● **Written request**
Quote every line of the data below as it stands, omitting pictures.

--- START Data section ---

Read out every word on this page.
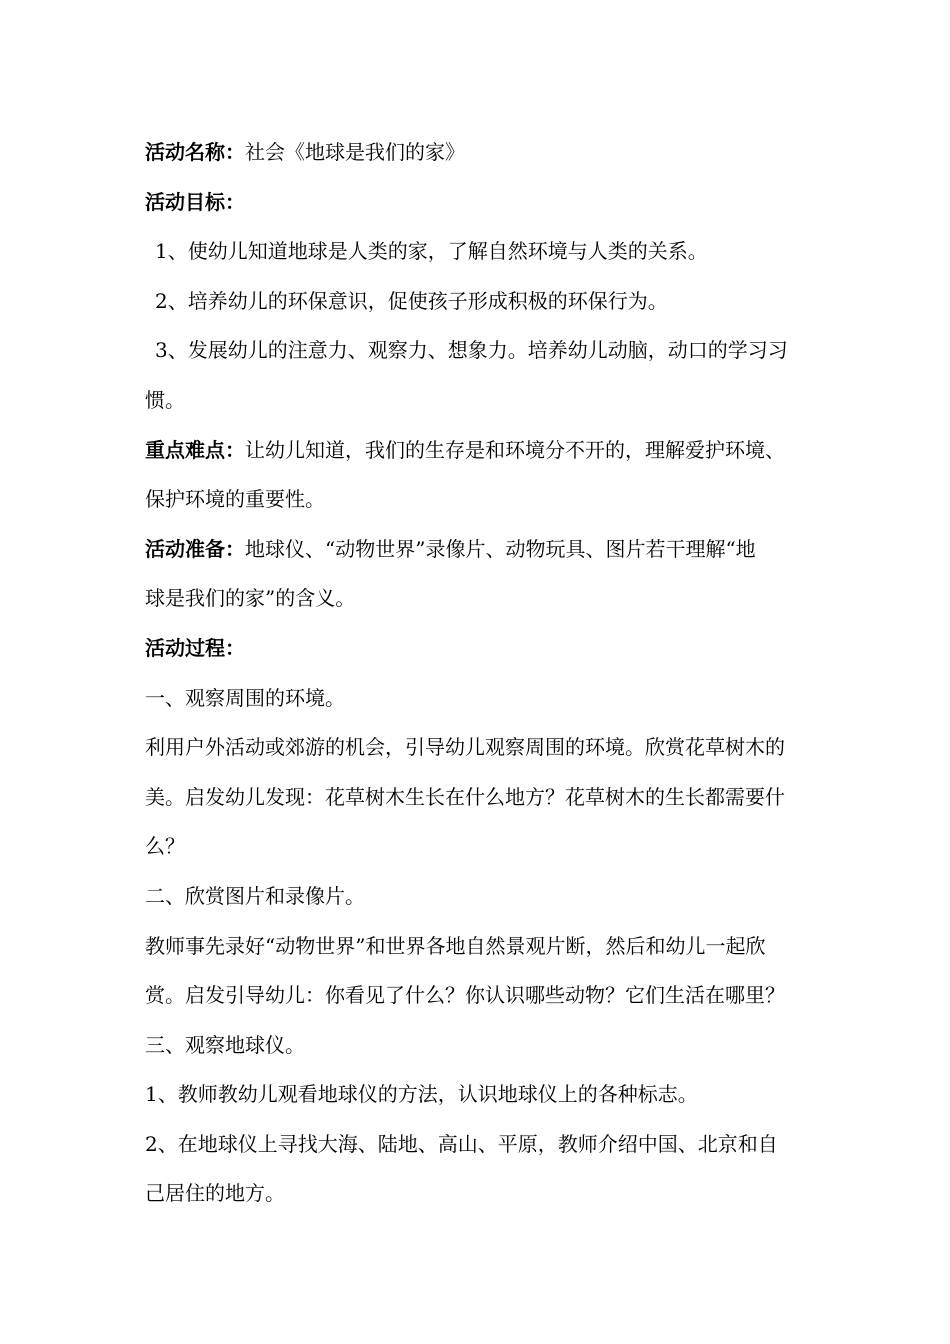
活动名称：社会《地球是我们的家》
活动目标：
1、使幼儿知道地球是人类的家，了解自然环境与人类的关系。
2、培养幼儿的环保意识，促使孩子形成积极的环保行为。
3、发展幼儿的注意力、观察力、想象力。培养幼儿动脑，动口的学习习
惯。
重点难点：让幼儿知道，我们的生存是和环境分不开的，理解爱护环境、
保护环境的重要性。
活动准备：地球仪、“动物世界”录像片、动物玩具、图片若干理解“地
球是我们的家”的含义。
活动过程：
一、观察周围的环境。
利用户外活动或郊游的机会，引导幼儿观察周围的环境。欣赏花草树木的
美。启发幼儿发现：花草树木生长在什么地方？花草树木的生长都需要什
么？
二、欣赏图片和录像片。
教师事先录好“动物世界”和世界各地自然景观片断，然后和幼儿一起欣
赏。启发引导幼儿：你看见了什么？你认识哪些动物？它们生活在哪里？
三、观察地球仪。
1、教师教幼儿观看地球仪的方法，认识地球仪上的各种标志。
2、在地球仪上寻找大海、陆地、高山、平原，教师介绍中国、北京和自
己居住的地方。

--- END Data section ---

● **Solution to this task**
Read out every word on this page.
活动名称：社会《地球是我们的家》
活动目标：
1、使幼儿知道地球是人类的家，了解自然环境与人类的关系。
2、培养幼儿的环保意识，促使孩子形成积极的环保行为。
3、发展幼儿的注意力、观察力、想象力。培养幼儿动脑，动口的学习习
惯。
重点难点：让幼儿知道，我们的生存是和环境分不开的，理解爱护环境、
保护环境的重要性。
活动准备：地球仪、“动物世界”录像片、动物玩具、图片若干理解“地
球是我们的家”的含义。
活动过程：
一、观察周围的环境。
利用户外活动或郊游的机会，引导幼儿观察周围的环境。欣赏花草树木的
美。启发幼儿发现：花草树木生长在什么地方？花草树木的生长都需要什
么？
二、欣赏图片和录像片。
教师事先录好“动物世界”和世界各地自然景观片断，然后和幼儿一起欣
赏。启发引导幼儿：你看见了什么？你认识哪些动物？它们生活在哪里？
三、观察地球仪。
1、教师教幼儿观看地球仪的方法，认识地球仪上的各种标志。
2、在地球仪上寻找大海、陆地、高山、平原，教师介绍中国、北京和自
己居住的地方。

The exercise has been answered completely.